Aim of the task
Each entry below should be written out exactly as it is, with no pictures.

The input

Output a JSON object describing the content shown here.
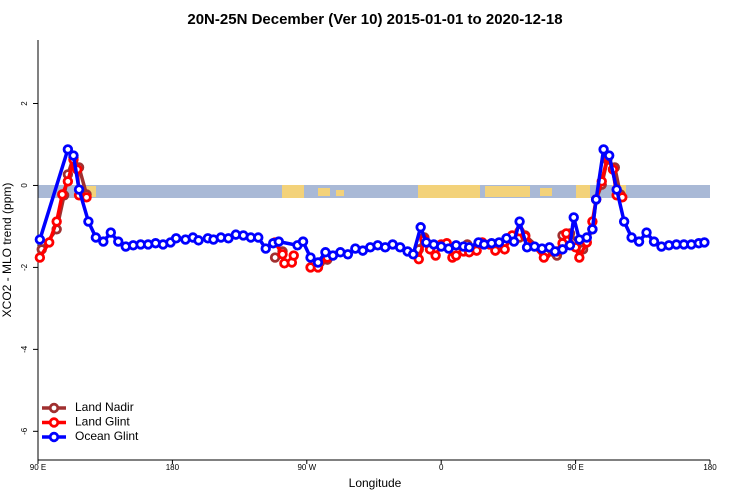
{
  "chart_data": {
    "type": "line",
    "title": "20N-25N December (Ver 10)   2015-01-01 to 2020-12-18",
    "xlabel": "Longitude",
    "ylabel": "XCO2 - MLO trend (ppm)",
    "xlim": [
      90,
      450
    ],
    "ylim": [
      -6.7,
      3.55
    ],
    "xticks": [
      {
        "value": 90,
        "label": "90 E"
      },
      {
        "value": 162,
        "label": "180"
      },
      {
        "value": 234,
        "label": "90 W"
      },
      {
        "value": 306,
        "label": "0"
      },
      {
        "value": 378,
        "label": "90 E"
      },
      {
        "value": 450,
        "label": "180"
      }
    ],
    "yticks": [
      -6,
      -4,
      -2,
      0,
      2
    ],
    "legend": "bottom-left",
    "series": [
      {
        "name": "Land Nadir",
        "color": "#a03030",
        "x": [
          92,
          100,
          104,
          106,
          109,
          112,
          116,
          null,
          217,
          221,
          null,
          241,
          245,
          null,
          294,
          297,
          null,
          320,
          null,
          348,
          351,
          362,
          368,
          371,
          375,
          382,
          387,
          389,
          392,
          395,
          399,
          402
        ],
        "values": [
          -1.56,
          -1.07,
          -0.24,
          0.27,
          0.68,
          0.44,
          -0.22,
          null,
          -1.76,
          -1.61,
          null,
          -1.88,
          -1.81,
          null,
          -1.56,
          -1.27,
          null,
          -1.44,
          null,
          -1.27,
          -1.22,
          -1.68,
          -1.71,
          -1.22,
          -1.17,
          -1.56,
          -1.07,
          -0.34,
          0.02,
          0.63,
          0.44,
          -0.22
        ]
      },
      {
        "name": "Land Glint",
        "color": "#ff0000",
        "x": [
          91,
          96,
          100,
          103,
          106,
          109,
          111,
          112,
          116,
          null,
          217,
          221,
          222,
          226,
          227,
          null,
          236,
          240,
          245,
          null,
          294,
          297,
          300,
          303,
          306,
          309,
          312,
          314,
          318,
          321,
          325,
          328,
          332,
          335,
          340,
          344,
          348,
          351,
          361,
          368,
          371,
          373,
          378,
          380,
          384,
          387,
          389,
          392,
          395,
          398,
          400,
          403
        ],
        "values": [
          -1.76,
          -1.39,
          -0.88,
          -0.22,
          0.1,
          0.63,
          0.39,
          -0.24,
          -0.29,
          null,
          -1.39,
          -1.68,
          -1.9,
          -1.88,
          -1.71,
          null,
          -2.0,
          -2.0,
          -1.76,
          null,
          -1.8,
          -1.32,
          -1.56,
          -1.71,
          -1.44,
          -1.41,
          -1.76,
          -1.71,
          -1.61,
          -1.63,
          -1.59,
          -1.39,
          -1.44,
          -1.59,
          -1.56,
          -1.22,
          -1.12,
          -1.24,
          -1.76,
          -1.61,
          -1.41,
          -1.17,
          -1.51,
          -1.76,
          -1.39,
          -0.88,
          -0.34,
          0.1,
          0.68,
          0.39,
          -0.24,
          -0.29
        ]
      },
      {
        "name": "Ocean Glint",
        "color": "#0000ff",
        "x": [
          91,
          106,
          109,
          112,
          117,
          121,
          125,
          129,
          133,
          137,
          141,
          145,
          149,
          153,
          157,
          161,
          164,
          169,
          173,
          176,
          181,
          184,
          188,
          192,
          196,
          200,
          204,
          208,
          212,
          216,
          219,
          229,
          232,
          236,
          240,
          244,
          248,
          252,
          256,
          260,
          264,
          268,
          272,
          276,
          280,
          284,
          288,
          291,
          295,
          298,
          302,
          306,
          310,
          314,
          318,
          321,
          326,
          329,
          333,
          337,
          341,
          345,
          348,
          352,
          356,
          360,
          364,
          367,
          371,
          375,
          377,
          380,
          384,
          387,
          389,
          393,
          396,
          400,
          404,
          408,
          412,
          416,
          420,
          424,
          428,
          432,
          436,
          440,
          444,
          447
        ],
        "values": [
          -1.32,
          0.88,
          0.73,
          -0.1,
          -0.88,
          -1.27,
          -1.37,
          -1.15,
          -1.37,
          -1.49,
          -1.46,
          -1.44,
          -1.44,
          -1.41,
          -1.44,
          -1.39,
          -1.29,
          -1.32,
          -1.27,
          -1.34,
          -1.29,
          -1.32,
          -1.27,
          -1.29,
          -1.2,
          -1.22,
          -1.27,
          -1.27,
          -1.54,
          -1.41,
          -1.37,
          -1.46,
          -1.37,
          -1.76,
          -1.88,
          -1.63,
          -1.71,
          -1.63,
          -1.68,
          -1.54,
          -1.59,
          -1.51,
          -1.46,
          -1.51,
          -1.44,
          -1.51,
          -1.61,
          -1.68,
          -1.02,
          -1.39,
          -1.44,
          -1.49,
          -1.54,
          -1.46,
          -1.49,
          -1.51,
          -1.39,
          -1.44,
          -1.41,
          -1.39,
          -1.29,
          -1.37,
          -0.88,
          -1.51,
          -1.49,
          -1.54,
          -1.51,
          -1.61,
          -1.56,
          -1.46,
          -0.78,
          -1.32,
          -1.27,
          -1.07,
          -0.34,
          0.88,
          0.73,
          -0.1,
          -0.88,
          -1.27,
          -1.37,
          -1.15,
          -1.37,
          -1.49,
          -1.46,
          -1.44,
          -1.44,
          -1.44,
          -1.41,
          -1.39
        ]
      }
    ]
  }
}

Result
Output a JSON object describing the content shown here.
{
  "chart_data": {
    "type": "line",
    "title": "20N-25N December (Ver 10)   2015-01-01 to 2020-12-18",
    "xlabel": "Longitude",
    "ylabel": "XCO2 - MLO trend (ppm)",
    "xlim": [
      90,
      450
    ],
    "ylim": [
      -6.7,
      3.55
    ],
    "xticks": [
      {
        "value": 90,
        "label": "90 E"
      },
      {
        "value": 162,
        "label": "180"
      },
      {
        "value": 234,
        "label": "90 W"
      },
      {
        "value": 306,
        "label": "0"
      },
      {
        "value": 378,
        "label": "90 E"
      },
      {
        "value": 450,
        "label": "180"
      }
    ],
    "yticks": [
      -6,
      -4,
      -2,
      0,
      2
    ],
    "legend": "bottom-left",
    "series": [
      {
        "name": "Land Nadir",
        "color": "#a03030",
        "x": [
          92,
          100,
          104,
          106,
          109,
          112,
          116,
          null,
          217,
          221,
          null,
          241,
          245,
          null,
          294,
          297,
          null,
          320,
          null,
          348,
          351,
          362,
          368,
          371,
          375,
          382,
          387,
          389,
          392,
          395,
          399,
          402
        ],
        "values": [
          -1.56,
          -1.07,
          -0.24,
          0.27,
          0.68,
          0.44,
          -0.22,
          null,
          -1.76,
          -1.61,
          null,
          -1.88,
          -1.81,
          null,
          -1.56,
          -1.27,
          null,
          -1.44,
          null,
          -1.27,
          -1.22,
          -1.68,
          -1.71,
          -1.22,
          -1.17,
          -1.56,
          -1.07,
          -0.34,
          0.02,
          0.63,
          0.44,
          -0.22
        ]
      },
      {
        "name": "Land Glint",
        "color": "#ff0000",
        "x": [
          91,
          96,
          100,
          103,
          106,
          109,
          111,
          112,
          116,
          null,
          217,
          221,
          222,
          226,
          227,
          null,
          236,
          240,
          245,
          null,
          294,
          297,
          300,
          303,
          306,
          309,
          312,
          314,
          318,
          321,
          325,
          328,
          332,
          335,
          340,
          344,
          348,
          351,
          361,
          368,
          371,
          373,
          378,
          380,
          384,
          387,
          389,
          392,
          395,
          398,
          400,
          403
        ],
        "values": [
          -1.76,
          -1.39,
          -0.88,
          -0.22,
          0.1,
          0.63,
          0.39,
          -0.24,
          -0.29,
          null,
          -1.39,
          -1.68,
          -1.9,
          -1.88,
          -1.71,
          null,
          -2.0,
          -2.0,
          -1.76,
          null,
          -1.8,
          -1.32,
          -1.56,
          -1.71,
          -1.44,
          -1.41,
          -1.76,
          -1.71,
          -1.61,
          -1.63,
          -1.59,
          -1.39,
          -1.44,
          -1.59,
          -1.56,
          -1.22,
          -1.12,
          -1.24,
          -1.76,
          -1.61,
          -1.41,
          -1.17,
          -1.51,
          -1.76,
          -1.39,
          -0.88,
          -0.34,
          0.1,
          0.68,
          0.39,
          -0.24,
          -0.29
        ]
      },
      {
        "name": "Ocean Glint",
        "color": "#0000ff",
        "x": [
          91,
          106,
          109,
          112,
          117,
          121,
          125,
          129,
          133,
          137,
          141,
          145,
          149,
          153,
          157,
          161,
          164,
          169,
          173,
          176,
          181,
          184,
          188,
          192,
          196,
          200,
          204,
          208,
          212,
          216,
          219,
          229,
          232,
          236,
          240,
          244,
          248,
          252,
          256,
          260,
          264,
          268,
          272,
          276,
          280,
          284,
          288,
          291,
          295,
          298,
          302,
          306,
          310,
          314,
          318,
          321,
          326,
          329,
          333,
          337,
          341,
          345,
          348,
          352,
          356,
          360,
          364,
          367,
          371,
          375,
          377,
          380,
          384,
          387,
          389,
          393,
          396,
          400,
          404,
          408,
          412,
          416,
          420,
          424,
          428,
          432,
          436,
          440,
          444,
          447
        ],
        "values": [
          -1.32,
          0.88,
          0.73,
          -0.1,
          -0.88,
          -1.27,
          -1.37,
          -1.15,
          -1.37,
          -1.49,
          -1.46,
          -1.44,
          -1.44,
          -1.41,
          -1.44,
          -1.39,
          -1.29,
          -1.32,
          -1.27,
          -1.34,
          -1.29,
          -1.32,
          -1.27,
          -1.29,
          -1.2,
          -1.22,
          -1.27,
          -1.27,
          -1.54,
          -1.41,
          -1.37,
          -1.46,
          -1.37,
          -1.76,
          -1.88,
          -1.63,
          -1.71,
          -1.63,
          -1.68,
          -1.54,
          -1.59,
          -1.51,
          -1.46,
          -1.51,
          -1.44,
          -1.51,
          -1.61,
          -1.68,
          -1.02,
          -1.39,
          -1.44,
          -1.49,
          -1.54,
          -1.46,
          -1.49,
          -1.51,
          -1.39,
          -1.44,
          -1.41,
          -1.39,
          -1.29,
          -1.37,
          -0.88,
          -1.51,
          -1.49,
          -1.54,
          -1.51,
          -1.61,
          -1.56,
          -1.46,
          -0.78,
          -1.32,
          -1.27,
          -1.07,
          -0.34,
          0.88,
          0.73,
          -0.1,
          -0.88,
          -1.27,
          -1.37,
          -1.15,
          -1.37,
          -1.49,
          -1.46,
          -1.44,
          -1.44,
          -1.44,
          -1.41,
          -1.39
        ]
      }
    ]
  }
}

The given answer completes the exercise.